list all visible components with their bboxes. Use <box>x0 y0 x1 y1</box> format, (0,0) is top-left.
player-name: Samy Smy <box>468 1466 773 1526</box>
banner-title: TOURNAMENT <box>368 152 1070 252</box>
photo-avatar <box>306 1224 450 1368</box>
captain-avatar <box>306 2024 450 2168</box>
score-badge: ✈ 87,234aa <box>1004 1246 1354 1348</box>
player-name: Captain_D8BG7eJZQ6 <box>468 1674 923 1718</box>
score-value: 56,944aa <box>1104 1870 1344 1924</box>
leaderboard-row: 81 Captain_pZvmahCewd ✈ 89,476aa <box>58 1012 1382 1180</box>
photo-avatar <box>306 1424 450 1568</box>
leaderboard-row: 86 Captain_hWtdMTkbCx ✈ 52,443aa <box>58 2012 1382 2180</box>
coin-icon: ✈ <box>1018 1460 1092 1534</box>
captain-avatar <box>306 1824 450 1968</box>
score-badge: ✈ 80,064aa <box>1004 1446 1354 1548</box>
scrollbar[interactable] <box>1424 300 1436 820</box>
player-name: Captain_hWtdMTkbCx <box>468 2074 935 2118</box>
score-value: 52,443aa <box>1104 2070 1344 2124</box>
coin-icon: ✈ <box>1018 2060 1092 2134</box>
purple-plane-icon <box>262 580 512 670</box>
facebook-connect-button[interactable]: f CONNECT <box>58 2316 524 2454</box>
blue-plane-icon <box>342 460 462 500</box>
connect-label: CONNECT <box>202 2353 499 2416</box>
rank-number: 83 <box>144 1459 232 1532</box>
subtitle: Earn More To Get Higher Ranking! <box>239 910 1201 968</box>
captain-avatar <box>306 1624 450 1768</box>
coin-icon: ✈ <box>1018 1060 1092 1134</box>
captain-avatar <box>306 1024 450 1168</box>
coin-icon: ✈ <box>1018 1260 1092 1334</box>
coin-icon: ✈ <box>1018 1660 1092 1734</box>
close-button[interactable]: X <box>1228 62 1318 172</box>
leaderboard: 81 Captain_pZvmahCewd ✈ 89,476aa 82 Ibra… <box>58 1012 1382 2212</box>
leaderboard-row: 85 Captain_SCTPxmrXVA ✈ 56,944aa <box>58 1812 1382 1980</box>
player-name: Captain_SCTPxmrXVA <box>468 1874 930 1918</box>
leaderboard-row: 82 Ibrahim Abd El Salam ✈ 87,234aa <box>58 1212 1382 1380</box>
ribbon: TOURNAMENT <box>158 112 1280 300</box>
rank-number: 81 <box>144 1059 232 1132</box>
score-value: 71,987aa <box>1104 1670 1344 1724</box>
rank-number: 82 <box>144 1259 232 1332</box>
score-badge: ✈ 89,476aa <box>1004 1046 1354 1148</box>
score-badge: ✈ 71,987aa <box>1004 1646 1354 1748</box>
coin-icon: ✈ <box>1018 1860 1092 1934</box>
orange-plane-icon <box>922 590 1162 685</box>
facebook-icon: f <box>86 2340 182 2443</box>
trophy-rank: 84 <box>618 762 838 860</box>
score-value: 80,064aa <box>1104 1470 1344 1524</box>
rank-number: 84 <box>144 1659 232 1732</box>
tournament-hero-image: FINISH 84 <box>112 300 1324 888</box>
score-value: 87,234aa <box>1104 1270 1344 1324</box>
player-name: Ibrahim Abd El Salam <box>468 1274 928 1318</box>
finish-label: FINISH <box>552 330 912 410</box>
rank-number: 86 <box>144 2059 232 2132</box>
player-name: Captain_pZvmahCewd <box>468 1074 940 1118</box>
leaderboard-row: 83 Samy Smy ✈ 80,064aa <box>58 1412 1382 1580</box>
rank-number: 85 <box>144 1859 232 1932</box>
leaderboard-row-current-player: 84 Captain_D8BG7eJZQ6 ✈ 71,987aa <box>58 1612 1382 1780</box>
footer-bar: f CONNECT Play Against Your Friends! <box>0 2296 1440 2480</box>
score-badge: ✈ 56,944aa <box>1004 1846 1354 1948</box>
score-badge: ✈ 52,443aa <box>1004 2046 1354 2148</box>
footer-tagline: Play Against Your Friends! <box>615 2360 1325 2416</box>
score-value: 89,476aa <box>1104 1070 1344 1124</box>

----------

Aim: Copy the records above word for word, from the very first line through the line containing "leaderboard-row: 82 Ibrahim", including both of those lines.

Finished task:
list all visible components with their bboxes. Use <box>x0 y0 x1 y1</box> format, (0,0) is top-left.
player-name: Samy Smy <box>468 1466 773 1526</box>
banner-title: TOURNAMENT <box>368 152 1070 252</box>
photo-avatar <box>306 1224 450 1368</box>
captain-avatar <box>306 2024 450 2168</box>
score-badge: ✈ 87,234aa <box>1004 1246 1354 1348</box>
player-name: Captain_D8BG7eJZQ6 <box>468 1674 923 1718</box>
score-value: 56,944aa <box>1104 1870 1344 1924</box>
leaderboard-row: 81 Captain_pZvmahCewd ✈ 89,476aa <box>58 1012 1382 1180</box>
photo-avatar <box>306 1424 450 1568</box>
leaderboard-row: 86 Captain_hWtdMTkbCx ✈ 52,443aa <box>58 2012 1382 2180</box>
coin-icon: ✈ <box>1018 1460 1092 1534</box>
captain-avatar <box>306 1824 450 1968</box>
score-badge: ✈ 80,064aa <box>1004 1446 1354 1548</box>
scrollbar[interactable] <box>1424 300 1436 820</box>
player-name: Captain_hWtdMTkbCx <box>468 2074 935 2118</box>
score-value: 52,443aa <box>1104 2070 1344 2124</box>
coin-icon: ✈ <box>1018 2060 1092 2134</box>
purple-plane-icon <box>262 580 512 670</box>
facebook-connect-button[interactable]: f CONNECT <box>58 2316 524 2454</box>
blue-plane-icon <box>342 460 462 500</box>
connect-label: CONNECT <box>202 2353 499 2416</box>
rank-number: 83 <box>144 1459 232 1532</box>
subtitle: Earn More To Get Higher Ranking! <box>239 910 1201 968</box>
captain-avatar <box>306 1624 450 1768</box>
coin-icon: ✈ <box>1018 1060 1092 1134</box>
captain-avatar <box>306 1024 450 1168</box>
coin-icon: ✈ <box>1018 1260 1092 1334</box>
coin-icon: ✈ <box>1018 1660 1092 1734</box>
close-button[interactable]: X <box>1228 62 1318 172</box>
leaderboard: 81 Captain_pZvmahCewd ✈ 89,476aa 82 Ibra… <box>58 1012 1382 2212</box>
leaderboard-row: 85 Captain_SCTPxmrXVA ✈ 56,944aa <box>58 1812 1382 1980</box>
player-name: Captain_SCTPxmrXVA <box>468 1874 930 1918</box>
leaderboard-row: 82 Ibrahim Abd El Salam ✈ 87,234aa <box>58 1212 1382 1380</box>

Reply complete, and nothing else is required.